··· EXTRAIT CHOISI

Alain Robert, Victor Barthélemy, Alain Renault, Jean-Pierre Stirbois, Bruno Mégret, Carl Lang, etc. Ces noms sont assez familiers pour ceux qui connaissent l'histoire du Front national. Leur rôle ? Celui de secrétaire général. Depuis la création du parti en octobre 1972, plusieurs personnes se sont succédé à cette fonction. Un homme y a fait un passage éclair. C'est Pierre Gérard.
Il y a un peu moins de 40 ans se tenait à Rueil-Malmaison le cinquième congrès du FN (11-12 novembre 1978). À ce moment-là, Alain Renault est justement secrétaire général. Quelques mois avant, le 12 mars, le résultat des élections législatives n'est guère encourageant : 0,3% des voix. Elles s'appuient sur ce slogan phare du FN : « 1 million de chômeurs c’est 1 million d’immigrés de trop ! La France et les Français d’abord ! ». Quelques jours plus tard, un des idéologues du parti, le nationaliste-révolutionnaire François Duprat, est assassiné. Après six années d'existence, le FN en est toujours au stade de la construction, à tous les sens du terme et, notamment, sur le plan programmatique. Le cinquième congrès est important sur ce point : ce qui doit être considéré comme le véritable programme économique du parti est publié. Il vient prolonger la partie rédigée par Gérard Longuet dans le premier programme du FN, Défendre les Français de 1973.

······
··· ENREGISTREMENTS EXTRAITS

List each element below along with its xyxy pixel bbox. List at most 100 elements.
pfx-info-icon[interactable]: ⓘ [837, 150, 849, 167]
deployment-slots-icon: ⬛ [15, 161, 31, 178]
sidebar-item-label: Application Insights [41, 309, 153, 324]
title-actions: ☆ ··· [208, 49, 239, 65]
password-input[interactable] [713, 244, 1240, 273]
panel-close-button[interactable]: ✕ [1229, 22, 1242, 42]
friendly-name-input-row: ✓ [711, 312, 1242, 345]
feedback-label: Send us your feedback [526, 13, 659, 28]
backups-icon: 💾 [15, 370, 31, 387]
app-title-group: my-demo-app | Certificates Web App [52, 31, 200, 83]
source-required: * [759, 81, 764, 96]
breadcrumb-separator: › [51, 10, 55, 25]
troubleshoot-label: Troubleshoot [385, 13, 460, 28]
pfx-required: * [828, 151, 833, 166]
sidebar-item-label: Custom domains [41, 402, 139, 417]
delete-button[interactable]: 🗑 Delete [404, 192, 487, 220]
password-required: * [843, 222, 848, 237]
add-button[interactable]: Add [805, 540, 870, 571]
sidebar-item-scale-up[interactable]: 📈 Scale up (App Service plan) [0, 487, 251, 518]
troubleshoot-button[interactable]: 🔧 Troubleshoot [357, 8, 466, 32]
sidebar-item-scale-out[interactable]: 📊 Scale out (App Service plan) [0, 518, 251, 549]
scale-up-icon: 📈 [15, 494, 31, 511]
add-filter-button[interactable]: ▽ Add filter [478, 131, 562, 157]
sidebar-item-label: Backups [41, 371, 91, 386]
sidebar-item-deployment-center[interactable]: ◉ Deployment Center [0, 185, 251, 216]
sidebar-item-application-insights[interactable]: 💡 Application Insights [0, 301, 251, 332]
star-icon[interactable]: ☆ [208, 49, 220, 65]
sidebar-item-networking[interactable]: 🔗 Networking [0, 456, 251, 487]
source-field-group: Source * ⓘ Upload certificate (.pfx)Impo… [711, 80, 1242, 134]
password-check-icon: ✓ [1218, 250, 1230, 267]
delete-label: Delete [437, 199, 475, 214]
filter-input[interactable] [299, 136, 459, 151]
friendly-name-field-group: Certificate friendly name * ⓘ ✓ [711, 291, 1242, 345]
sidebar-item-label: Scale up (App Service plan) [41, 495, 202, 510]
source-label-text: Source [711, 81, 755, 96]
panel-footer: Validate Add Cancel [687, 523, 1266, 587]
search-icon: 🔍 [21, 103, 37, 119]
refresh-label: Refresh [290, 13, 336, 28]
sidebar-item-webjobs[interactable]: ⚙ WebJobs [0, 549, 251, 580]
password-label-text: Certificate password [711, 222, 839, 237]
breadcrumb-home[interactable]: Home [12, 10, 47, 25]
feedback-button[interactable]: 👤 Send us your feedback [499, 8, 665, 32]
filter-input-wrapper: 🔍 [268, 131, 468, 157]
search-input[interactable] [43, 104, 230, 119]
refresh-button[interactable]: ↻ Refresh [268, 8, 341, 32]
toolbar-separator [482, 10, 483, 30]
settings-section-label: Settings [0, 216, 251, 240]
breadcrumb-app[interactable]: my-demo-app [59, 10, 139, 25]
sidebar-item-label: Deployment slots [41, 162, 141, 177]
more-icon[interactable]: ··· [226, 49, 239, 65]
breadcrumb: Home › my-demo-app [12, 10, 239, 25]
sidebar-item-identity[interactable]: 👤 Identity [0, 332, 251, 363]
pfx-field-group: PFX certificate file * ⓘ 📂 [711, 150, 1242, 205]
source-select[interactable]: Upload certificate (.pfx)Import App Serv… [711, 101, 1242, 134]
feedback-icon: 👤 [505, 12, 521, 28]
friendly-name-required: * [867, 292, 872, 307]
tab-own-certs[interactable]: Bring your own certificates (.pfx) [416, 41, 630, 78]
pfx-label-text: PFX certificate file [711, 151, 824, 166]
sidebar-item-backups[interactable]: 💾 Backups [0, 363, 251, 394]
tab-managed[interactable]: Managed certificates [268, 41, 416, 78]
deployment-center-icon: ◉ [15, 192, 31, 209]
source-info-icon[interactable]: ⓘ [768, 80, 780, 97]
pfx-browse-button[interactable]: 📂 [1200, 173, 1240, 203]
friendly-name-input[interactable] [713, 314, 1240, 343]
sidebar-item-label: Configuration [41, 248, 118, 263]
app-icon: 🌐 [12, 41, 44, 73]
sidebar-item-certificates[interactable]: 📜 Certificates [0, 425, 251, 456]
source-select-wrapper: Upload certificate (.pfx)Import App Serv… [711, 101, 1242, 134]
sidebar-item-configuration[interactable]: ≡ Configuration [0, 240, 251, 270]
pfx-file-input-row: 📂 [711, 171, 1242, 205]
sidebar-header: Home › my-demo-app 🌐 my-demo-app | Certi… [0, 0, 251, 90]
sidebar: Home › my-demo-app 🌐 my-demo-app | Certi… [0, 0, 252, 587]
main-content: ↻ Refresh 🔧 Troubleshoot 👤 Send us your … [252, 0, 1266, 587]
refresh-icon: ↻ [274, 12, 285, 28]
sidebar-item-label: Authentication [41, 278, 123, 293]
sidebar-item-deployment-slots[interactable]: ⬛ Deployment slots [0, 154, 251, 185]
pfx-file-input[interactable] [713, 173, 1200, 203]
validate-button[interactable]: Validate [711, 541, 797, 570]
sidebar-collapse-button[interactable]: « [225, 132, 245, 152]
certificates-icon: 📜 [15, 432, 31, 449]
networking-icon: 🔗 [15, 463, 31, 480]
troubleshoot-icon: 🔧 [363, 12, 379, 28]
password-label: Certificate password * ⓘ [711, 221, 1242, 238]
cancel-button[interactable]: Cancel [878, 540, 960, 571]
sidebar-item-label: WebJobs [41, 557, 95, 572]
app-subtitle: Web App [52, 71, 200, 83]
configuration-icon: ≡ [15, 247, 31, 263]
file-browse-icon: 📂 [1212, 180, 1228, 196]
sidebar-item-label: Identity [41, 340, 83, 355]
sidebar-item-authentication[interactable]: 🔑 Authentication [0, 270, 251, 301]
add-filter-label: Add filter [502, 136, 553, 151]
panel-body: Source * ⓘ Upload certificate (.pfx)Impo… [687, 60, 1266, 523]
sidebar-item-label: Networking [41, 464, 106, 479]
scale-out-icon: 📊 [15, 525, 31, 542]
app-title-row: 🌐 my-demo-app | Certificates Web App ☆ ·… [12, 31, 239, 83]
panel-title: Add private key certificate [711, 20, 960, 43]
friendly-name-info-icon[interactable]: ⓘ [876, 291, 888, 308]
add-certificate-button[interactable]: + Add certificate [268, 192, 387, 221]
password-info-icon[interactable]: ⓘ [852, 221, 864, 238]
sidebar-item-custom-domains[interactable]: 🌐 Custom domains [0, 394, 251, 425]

······

#### TÂCHE COURTE A
D'après l'extrait, dans quelle ville s'est tenu le cinquième congrès du FN ?
#### TÂCHE COURTE B
Pouvez-vous traduire en anglais cette phrase de l'extrait : « Depuis la création du parti en octobre 1972, plusieurs personnes se sont succédé à cette fonction. » ?
#### TÂCHE COURTE C
Ces affirmations concordent-elles avec l'extrait ? Répondez par oui ou par non et citez les mots décisifs.
(i) Aux élections législatives du 12 mars, le FN a obtenu 0,3 % des voix.
(ii) François Duprat était secrétaire général du FN au moment du cinquième congrès.
(iii) Le premier programme du FN, Défendre les Français, date de 1973.

#### CORRIGÉ A
À Rueil-Malmaison.

#### CORRIGÉ B
Since the party was founded in October 1972, several people have held this position in succession.

#### CORRIGÉ C
(i) Oui : « le résultat des élections législatives n'est guère encourageant : 0,3% des voix ».
(ii) Non : « À ce moment-là, Alain Renault est justement secrétaire général ».
(iii) Oui : « le premier programme du FN, Défendre les Français de 1973 ».